[Stored records]
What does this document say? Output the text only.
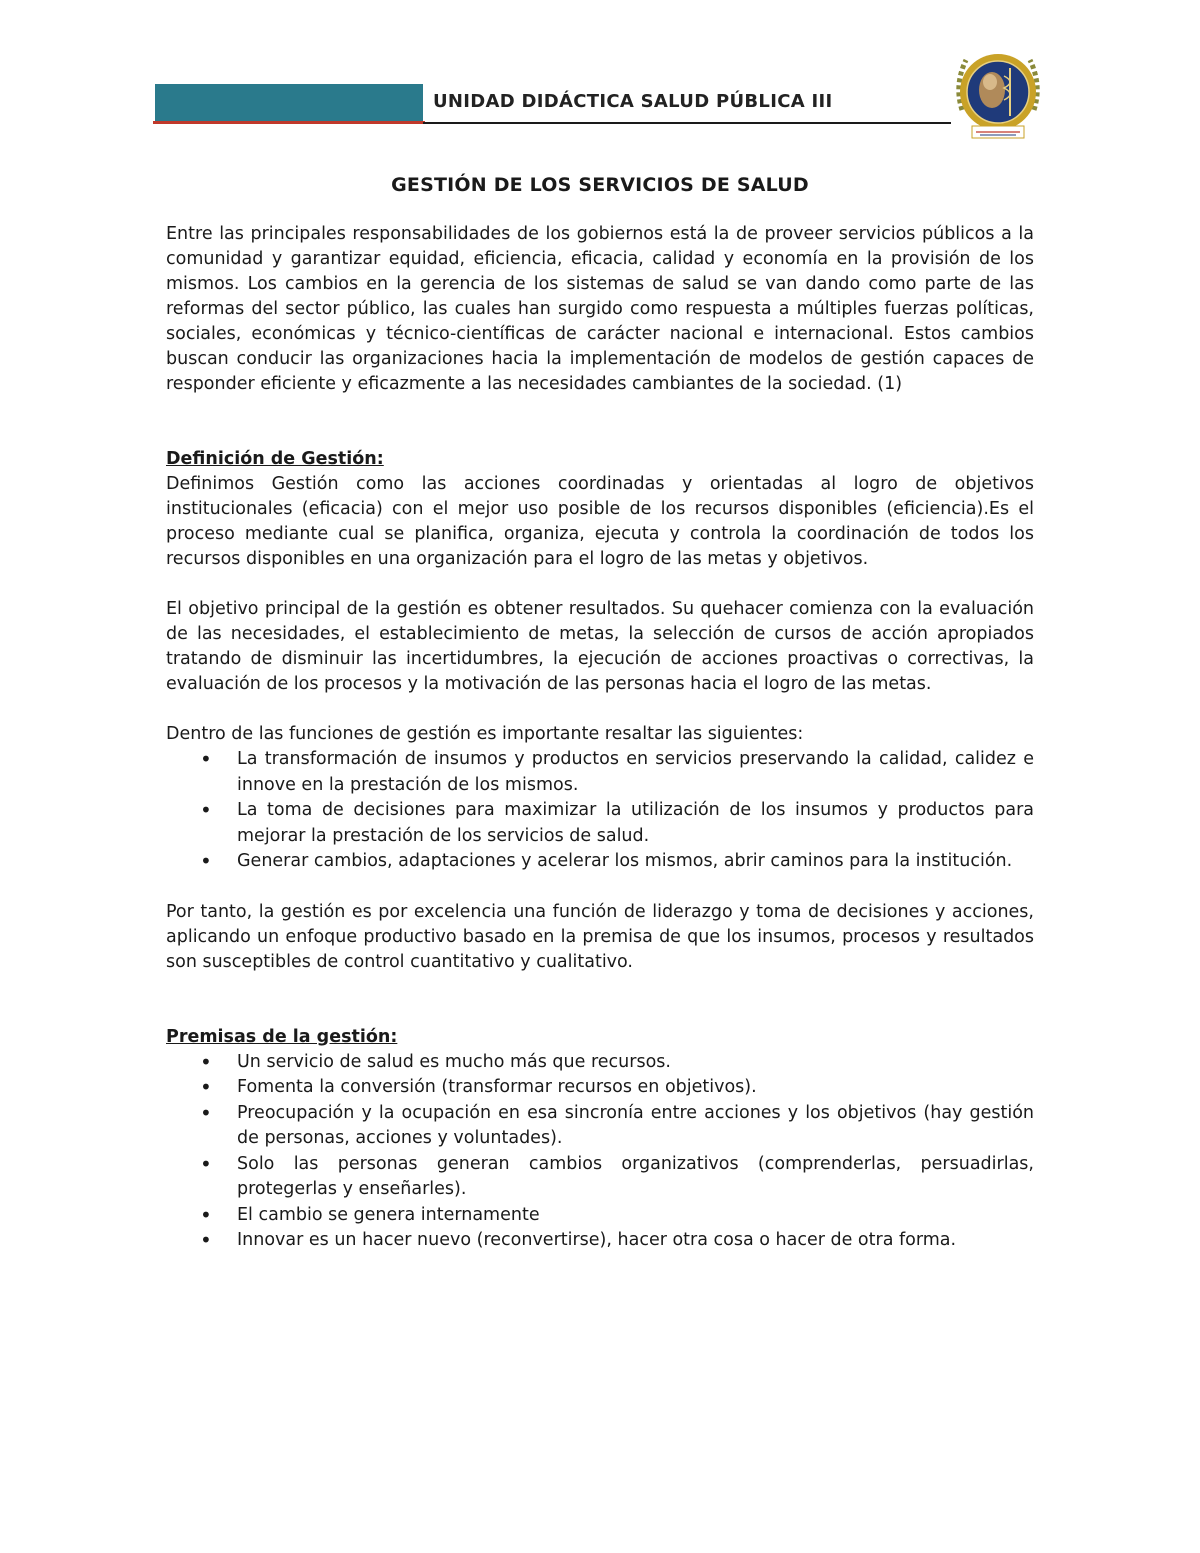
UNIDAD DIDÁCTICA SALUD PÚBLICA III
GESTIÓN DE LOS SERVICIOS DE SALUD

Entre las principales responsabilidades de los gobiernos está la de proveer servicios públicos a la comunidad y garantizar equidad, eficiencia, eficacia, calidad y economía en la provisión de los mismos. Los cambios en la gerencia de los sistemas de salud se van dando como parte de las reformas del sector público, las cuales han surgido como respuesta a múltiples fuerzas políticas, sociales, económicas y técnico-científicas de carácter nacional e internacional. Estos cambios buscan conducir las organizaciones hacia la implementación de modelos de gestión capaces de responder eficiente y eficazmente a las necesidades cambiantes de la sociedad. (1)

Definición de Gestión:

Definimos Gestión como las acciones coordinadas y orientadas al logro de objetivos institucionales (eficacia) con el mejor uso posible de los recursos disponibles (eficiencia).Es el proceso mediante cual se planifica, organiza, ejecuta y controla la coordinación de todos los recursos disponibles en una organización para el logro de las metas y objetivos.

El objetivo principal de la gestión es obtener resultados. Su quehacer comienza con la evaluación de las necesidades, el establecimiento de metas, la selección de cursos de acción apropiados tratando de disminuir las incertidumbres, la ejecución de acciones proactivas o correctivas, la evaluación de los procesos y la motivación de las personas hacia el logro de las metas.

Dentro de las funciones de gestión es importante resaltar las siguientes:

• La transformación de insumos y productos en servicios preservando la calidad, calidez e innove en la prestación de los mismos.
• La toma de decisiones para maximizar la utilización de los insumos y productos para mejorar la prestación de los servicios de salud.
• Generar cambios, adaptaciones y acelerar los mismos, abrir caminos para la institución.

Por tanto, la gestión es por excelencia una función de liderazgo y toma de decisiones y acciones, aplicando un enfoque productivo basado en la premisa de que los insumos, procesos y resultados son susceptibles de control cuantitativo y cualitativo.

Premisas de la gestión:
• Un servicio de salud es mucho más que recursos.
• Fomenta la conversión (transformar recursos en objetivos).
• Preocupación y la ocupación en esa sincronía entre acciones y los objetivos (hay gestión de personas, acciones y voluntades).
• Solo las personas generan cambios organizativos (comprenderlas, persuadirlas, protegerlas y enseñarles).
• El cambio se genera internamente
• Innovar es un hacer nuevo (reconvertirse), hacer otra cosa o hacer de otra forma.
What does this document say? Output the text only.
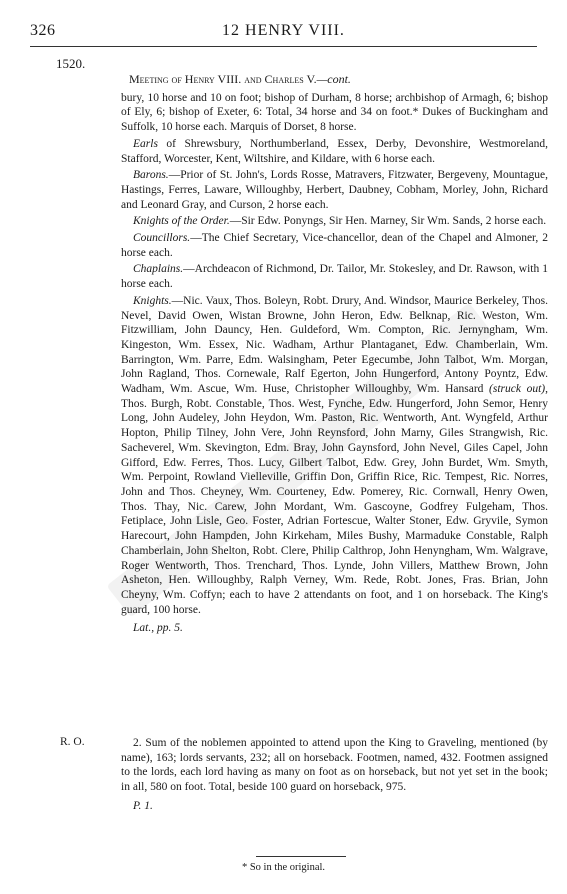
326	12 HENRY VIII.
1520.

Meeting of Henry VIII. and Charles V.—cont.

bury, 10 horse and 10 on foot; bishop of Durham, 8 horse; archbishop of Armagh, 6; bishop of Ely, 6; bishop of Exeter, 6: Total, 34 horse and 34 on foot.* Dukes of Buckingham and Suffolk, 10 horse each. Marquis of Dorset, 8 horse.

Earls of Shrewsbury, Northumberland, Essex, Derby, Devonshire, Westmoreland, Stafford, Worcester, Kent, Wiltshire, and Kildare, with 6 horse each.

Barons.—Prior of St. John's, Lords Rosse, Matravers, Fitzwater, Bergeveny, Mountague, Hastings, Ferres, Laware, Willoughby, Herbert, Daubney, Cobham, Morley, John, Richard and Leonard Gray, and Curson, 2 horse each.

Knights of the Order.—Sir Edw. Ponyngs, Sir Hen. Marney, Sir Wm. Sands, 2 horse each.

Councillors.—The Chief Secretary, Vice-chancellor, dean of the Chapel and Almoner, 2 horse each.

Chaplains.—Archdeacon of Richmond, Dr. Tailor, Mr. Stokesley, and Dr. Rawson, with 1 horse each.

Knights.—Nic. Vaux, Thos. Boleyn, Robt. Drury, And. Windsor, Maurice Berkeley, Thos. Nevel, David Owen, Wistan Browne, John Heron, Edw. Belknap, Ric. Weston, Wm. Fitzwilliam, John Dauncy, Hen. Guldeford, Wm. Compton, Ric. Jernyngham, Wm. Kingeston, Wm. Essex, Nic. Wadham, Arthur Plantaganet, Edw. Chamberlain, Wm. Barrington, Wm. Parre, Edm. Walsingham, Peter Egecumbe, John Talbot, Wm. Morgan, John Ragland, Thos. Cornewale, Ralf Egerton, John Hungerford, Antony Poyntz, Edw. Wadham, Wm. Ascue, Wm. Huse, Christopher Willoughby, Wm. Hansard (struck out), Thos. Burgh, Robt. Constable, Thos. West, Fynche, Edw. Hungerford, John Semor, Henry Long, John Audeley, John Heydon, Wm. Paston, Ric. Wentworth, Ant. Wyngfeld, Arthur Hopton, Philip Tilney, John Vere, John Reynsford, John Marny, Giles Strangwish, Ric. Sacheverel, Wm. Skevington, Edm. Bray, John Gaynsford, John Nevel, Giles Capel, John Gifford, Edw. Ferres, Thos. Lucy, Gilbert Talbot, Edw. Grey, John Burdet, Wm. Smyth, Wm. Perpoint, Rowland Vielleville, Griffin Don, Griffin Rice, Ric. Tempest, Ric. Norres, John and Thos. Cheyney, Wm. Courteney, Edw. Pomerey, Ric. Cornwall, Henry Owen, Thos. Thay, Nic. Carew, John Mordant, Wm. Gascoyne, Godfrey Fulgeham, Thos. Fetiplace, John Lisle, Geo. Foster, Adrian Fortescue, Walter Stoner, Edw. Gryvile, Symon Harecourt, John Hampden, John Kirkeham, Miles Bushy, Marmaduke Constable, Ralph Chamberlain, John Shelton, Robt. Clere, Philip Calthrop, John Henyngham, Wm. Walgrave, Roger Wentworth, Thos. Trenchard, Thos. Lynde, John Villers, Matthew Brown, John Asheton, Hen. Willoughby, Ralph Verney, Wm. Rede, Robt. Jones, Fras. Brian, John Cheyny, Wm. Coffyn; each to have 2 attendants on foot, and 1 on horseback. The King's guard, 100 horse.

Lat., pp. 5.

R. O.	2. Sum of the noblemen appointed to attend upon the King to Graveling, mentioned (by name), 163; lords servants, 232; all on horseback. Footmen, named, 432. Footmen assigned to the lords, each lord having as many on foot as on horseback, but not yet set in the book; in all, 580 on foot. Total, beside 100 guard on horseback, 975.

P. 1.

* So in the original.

## DIRECTIONS
Copy every line that contains the string "logro".

## TASK SOLUTION
Definimos Gestión como las acciones coordinadas y orientadas al logro de objetivos institucionales (eficacia) con el mejor uso posible de los recursos disponibles (eficiencia).Es el proceso mediante cual se planifica, organiza, ejecuta y controla la coordinación de todos los recursos disponibles en una organización para el logro de las metas y objetivos.
El objetivo principal de la gestión es obtener resultados. Su quehacer comienza con la evaluación de las necesidades, el establecimiento de metas, la selección de cursos de acción apropiados tratando de disminuir las incertidumbres, la ejecución de acciones proactivas o correctivas, la evaluación de los procesos y la motivación de las personas hacia el logro de las metas.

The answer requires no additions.